Instructions to follow =>
Skip the images. Copy the records exactly as written.

Given records =>
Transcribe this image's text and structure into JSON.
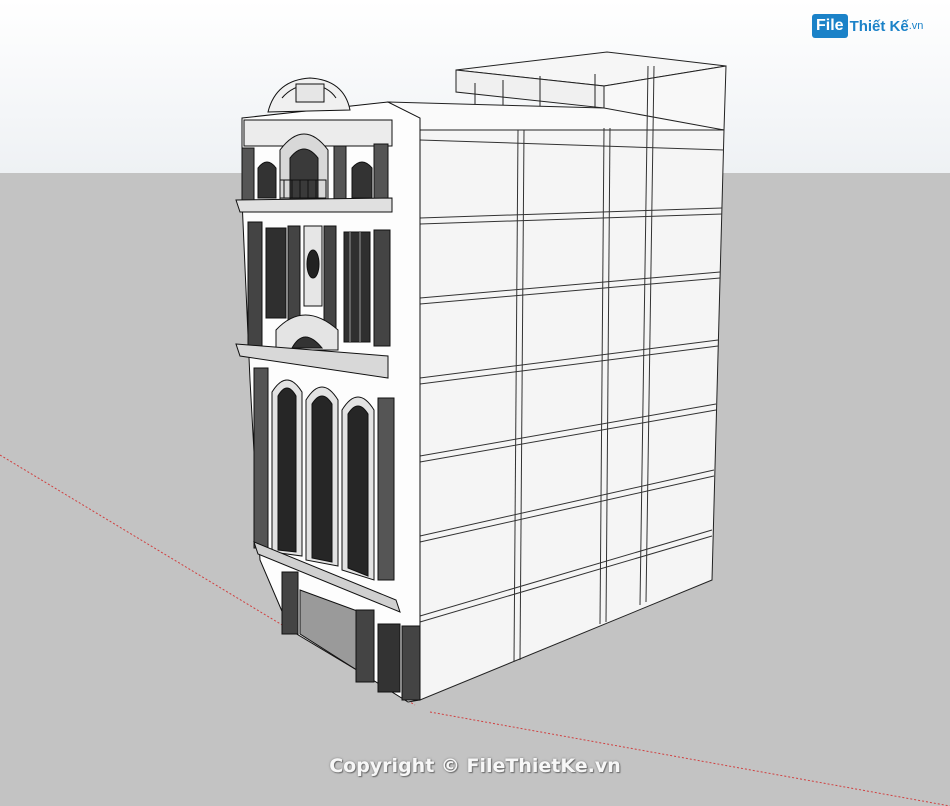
{
  "watermark": {
    "logo_file": "File",
    "logo_brand": "Thiết Kế",
    "logo_tld": ".vn",
    "copyright": "Copyright © FileThietKe.vn"
  },
  "colors": {
    "sky": "#ffffff",
    "ground": "#c3c3c3",
    "facade_edge": "#1a1a1a",
    "wall": "#f4f4f4",
    "axis_red": "#d04040",
    "brand_blue": "#1b82c8"
  },
  "model": {
    "subject": "townhouse-3d-model",
    "facade_style": "neoclassical"
  }
}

Full solution =>
Transcribe this image's text and structure into JSON.
{
  "watermark": {
    "logo_file": "File",
    "logo_brand": "Thiết Kế",
    "logo_tld": ".vn",
    "copyright": "Copyright © FileThietKe.vn"
  },
  "colors": {
    "sky": "#ffffff",
    "ground": "#c3c3c3",
    "facade_edge": "#1a1a1a",
    "wall": "#f4f4f4",
    "axis_red": "#d04040",
    "brand_blue": "#1b82c8"
  },
  "model": {
    "subject": "townhouse-3d-model",
    "facade_style": "neoclassical"
  }
}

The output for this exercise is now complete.